— BEGIN —

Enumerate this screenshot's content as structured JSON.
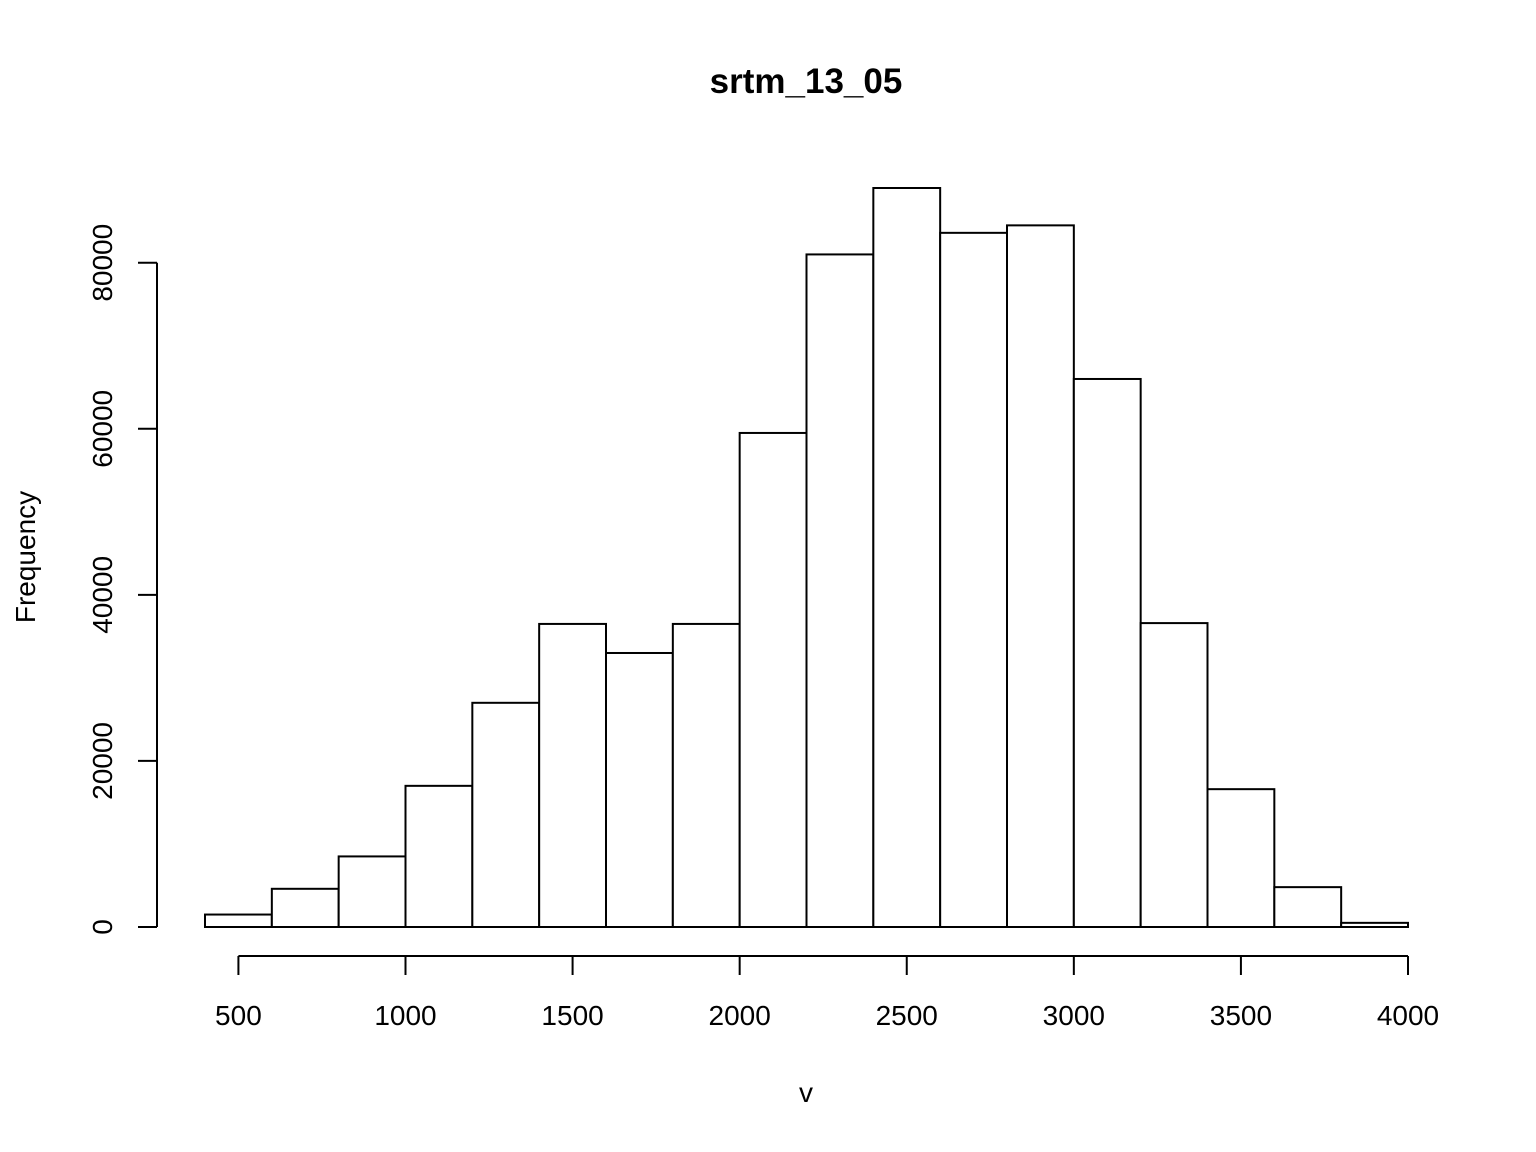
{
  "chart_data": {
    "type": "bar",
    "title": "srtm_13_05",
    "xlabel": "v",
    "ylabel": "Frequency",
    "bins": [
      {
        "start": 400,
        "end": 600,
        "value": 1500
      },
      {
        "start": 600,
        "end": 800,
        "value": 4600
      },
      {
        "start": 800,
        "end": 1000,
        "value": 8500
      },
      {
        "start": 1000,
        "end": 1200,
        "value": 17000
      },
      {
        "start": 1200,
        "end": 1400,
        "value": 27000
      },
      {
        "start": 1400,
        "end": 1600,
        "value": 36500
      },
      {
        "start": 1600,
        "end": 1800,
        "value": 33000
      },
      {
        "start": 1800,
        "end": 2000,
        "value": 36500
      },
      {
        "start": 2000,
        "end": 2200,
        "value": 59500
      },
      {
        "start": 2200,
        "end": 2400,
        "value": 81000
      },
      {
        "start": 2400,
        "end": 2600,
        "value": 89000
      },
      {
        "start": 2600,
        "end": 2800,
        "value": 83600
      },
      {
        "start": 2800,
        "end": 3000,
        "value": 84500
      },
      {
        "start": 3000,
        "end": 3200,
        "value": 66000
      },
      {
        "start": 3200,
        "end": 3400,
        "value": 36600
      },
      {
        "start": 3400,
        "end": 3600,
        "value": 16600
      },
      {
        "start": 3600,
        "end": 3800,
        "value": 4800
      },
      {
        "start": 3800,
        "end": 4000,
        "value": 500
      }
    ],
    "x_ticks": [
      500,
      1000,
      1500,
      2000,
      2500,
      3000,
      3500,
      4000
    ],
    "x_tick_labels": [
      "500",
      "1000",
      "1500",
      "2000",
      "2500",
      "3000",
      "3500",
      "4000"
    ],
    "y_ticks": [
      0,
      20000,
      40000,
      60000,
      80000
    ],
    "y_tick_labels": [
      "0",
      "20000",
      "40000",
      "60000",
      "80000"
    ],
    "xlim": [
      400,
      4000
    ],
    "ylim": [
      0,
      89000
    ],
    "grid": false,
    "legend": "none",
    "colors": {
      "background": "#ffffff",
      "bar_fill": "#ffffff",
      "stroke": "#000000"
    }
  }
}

— END —
— BEGIN —

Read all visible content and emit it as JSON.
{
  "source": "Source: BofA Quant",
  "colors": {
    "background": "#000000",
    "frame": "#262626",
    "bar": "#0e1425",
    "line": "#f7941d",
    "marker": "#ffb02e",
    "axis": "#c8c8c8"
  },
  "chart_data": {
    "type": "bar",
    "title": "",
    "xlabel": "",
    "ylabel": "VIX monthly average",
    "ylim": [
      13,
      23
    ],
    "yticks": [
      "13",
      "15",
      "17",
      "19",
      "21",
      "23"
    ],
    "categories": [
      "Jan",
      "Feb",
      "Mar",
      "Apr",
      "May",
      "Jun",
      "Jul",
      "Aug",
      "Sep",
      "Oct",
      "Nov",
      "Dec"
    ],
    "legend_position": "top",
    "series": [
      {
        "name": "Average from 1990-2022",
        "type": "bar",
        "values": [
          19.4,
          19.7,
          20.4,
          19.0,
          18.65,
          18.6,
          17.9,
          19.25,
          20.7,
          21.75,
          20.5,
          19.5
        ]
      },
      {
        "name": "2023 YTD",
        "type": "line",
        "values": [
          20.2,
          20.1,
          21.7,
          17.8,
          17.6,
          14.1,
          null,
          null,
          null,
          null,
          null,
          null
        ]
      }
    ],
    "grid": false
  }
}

— END —
— BEGIN —

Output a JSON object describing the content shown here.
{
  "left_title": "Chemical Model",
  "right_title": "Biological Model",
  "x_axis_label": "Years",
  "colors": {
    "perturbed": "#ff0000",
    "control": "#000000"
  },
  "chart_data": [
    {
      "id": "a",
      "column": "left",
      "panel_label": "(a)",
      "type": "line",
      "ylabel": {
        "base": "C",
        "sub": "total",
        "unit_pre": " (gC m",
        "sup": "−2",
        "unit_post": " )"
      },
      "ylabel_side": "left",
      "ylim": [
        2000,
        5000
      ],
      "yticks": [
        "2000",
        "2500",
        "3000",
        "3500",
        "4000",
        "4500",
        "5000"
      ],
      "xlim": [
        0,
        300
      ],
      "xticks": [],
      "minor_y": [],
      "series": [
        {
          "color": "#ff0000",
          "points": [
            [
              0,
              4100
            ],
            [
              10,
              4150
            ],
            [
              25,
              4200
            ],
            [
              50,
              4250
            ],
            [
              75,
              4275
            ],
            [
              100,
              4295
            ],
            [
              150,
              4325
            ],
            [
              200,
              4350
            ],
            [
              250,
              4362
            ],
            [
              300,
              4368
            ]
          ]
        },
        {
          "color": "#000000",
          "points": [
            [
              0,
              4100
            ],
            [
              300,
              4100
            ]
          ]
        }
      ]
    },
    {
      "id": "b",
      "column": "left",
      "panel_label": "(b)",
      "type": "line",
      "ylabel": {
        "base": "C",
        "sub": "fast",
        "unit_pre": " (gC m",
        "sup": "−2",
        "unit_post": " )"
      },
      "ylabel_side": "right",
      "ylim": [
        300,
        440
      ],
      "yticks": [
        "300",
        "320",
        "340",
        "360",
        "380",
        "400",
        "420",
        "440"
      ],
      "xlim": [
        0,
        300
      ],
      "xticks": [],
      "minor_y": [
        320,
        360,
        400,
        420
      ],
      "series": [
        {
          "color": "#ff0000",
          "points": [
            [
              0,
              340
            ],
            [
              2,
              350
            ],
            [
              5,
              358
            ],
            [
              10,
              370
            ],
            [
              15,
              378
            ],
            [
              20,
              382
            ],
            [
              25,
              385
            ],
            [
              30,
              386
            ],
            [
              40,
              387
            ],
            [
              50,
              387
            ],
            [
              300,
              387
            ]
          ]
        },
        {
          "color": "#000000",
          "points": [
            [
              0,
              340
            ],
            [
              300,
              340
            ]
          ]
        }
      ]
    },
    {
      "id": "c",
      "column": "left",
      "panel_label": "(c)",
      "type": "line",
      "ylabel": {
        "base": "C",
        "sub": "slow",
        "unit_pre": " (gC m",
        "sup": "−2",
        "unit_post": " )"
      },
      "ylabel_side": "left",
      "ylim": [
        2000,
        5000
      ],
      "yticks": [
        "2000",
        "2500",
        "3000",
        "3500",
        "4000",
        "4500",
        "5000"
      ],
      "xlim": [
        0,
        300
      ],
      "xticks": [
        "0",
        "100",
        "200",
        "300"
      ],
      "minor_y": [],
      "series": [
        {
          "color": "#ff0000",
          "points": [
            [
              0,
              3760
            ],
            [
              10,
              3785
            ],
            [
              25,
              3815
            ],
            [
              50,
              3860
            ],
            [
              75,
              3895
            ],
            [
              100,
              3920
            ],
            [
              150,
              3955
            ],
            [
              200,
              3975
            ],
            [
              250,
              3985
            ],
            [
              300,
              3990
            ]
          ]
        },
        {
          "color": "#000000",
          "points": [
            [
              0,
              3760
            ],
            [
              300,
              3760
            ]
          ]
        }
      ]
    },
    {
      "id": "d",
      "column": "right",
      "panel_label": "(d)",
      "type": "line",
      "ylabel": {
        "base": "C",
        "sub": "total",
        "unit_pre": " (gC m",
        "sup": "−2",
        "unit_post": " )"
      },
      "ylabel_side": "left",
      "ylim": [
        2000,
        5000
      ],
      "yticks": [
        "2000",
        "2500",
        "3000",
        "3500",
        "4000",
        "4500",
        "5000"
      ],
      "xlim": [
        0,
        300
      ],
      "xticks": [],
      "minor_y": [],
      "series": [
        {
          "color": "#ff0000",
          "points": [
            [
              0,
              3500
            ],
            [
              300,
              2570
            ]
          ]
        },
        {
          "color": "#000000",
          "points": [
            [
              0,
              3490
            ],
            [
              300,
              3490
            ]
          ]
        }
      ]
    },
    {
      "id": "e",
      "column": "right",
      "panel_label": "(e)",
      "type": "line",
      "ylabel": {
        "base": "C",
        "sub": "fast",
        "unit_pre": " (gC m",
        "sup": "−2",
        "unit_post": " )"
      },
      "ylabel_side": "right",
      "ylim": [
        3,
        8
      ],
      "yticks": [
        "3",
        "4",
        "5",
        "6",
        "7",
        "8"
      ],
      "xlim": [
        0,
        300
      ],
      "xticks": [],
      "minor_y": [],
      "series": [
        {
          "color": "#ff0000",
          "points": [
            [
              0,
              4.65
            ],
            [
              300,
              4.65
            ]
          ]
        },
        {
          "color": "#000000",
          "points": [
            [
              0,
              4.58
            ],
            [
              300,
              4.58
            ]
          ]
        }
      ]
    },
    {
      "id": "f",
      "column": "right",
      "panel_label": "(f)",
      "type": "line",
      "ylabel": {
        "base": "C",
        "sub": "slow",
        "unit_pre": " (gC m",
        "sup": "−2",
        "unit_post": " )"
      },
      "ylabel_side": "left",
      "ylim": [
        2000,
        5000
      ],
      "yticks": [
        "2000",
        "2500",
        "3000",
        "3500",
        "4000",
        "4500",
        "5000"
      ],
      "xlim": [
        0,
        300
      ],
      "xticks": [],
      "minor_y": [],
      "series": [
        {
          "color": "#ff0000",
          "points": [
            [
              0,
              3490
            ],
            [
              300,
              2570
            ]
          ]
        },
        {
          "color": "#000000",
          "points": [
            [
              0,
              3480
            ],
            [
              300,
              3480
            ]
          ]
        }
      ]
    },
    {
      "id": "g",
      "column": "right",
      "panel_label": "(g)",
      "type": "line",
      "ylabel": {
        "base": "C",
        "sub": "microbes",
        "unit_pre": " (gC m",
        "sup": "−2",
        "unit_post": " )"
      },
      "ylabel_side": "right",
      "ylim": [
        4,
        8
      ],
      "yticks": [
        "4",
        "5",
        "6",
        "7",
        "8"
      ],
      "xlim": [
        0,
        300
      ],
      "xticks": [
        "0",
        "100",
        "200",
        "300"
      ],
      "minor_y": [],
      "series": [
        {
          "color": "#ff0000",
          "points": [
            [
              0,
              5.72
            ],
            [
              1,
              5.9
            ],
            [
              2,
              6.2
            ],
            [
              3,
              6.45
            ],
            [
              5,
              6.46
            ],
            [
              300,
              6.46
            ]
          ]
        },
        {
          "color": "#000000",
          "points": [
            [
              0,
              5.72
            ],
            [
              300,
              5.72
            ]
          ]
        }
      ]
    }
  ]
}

— END —

# What the task requires:
Go through the records and copy each line with "JSON" in it.

# Solved problem:
Enumerate this screenshot's content as structured JSON.
Read all visible content and emit it as JSON.
Output a JSON object describing the content shown here.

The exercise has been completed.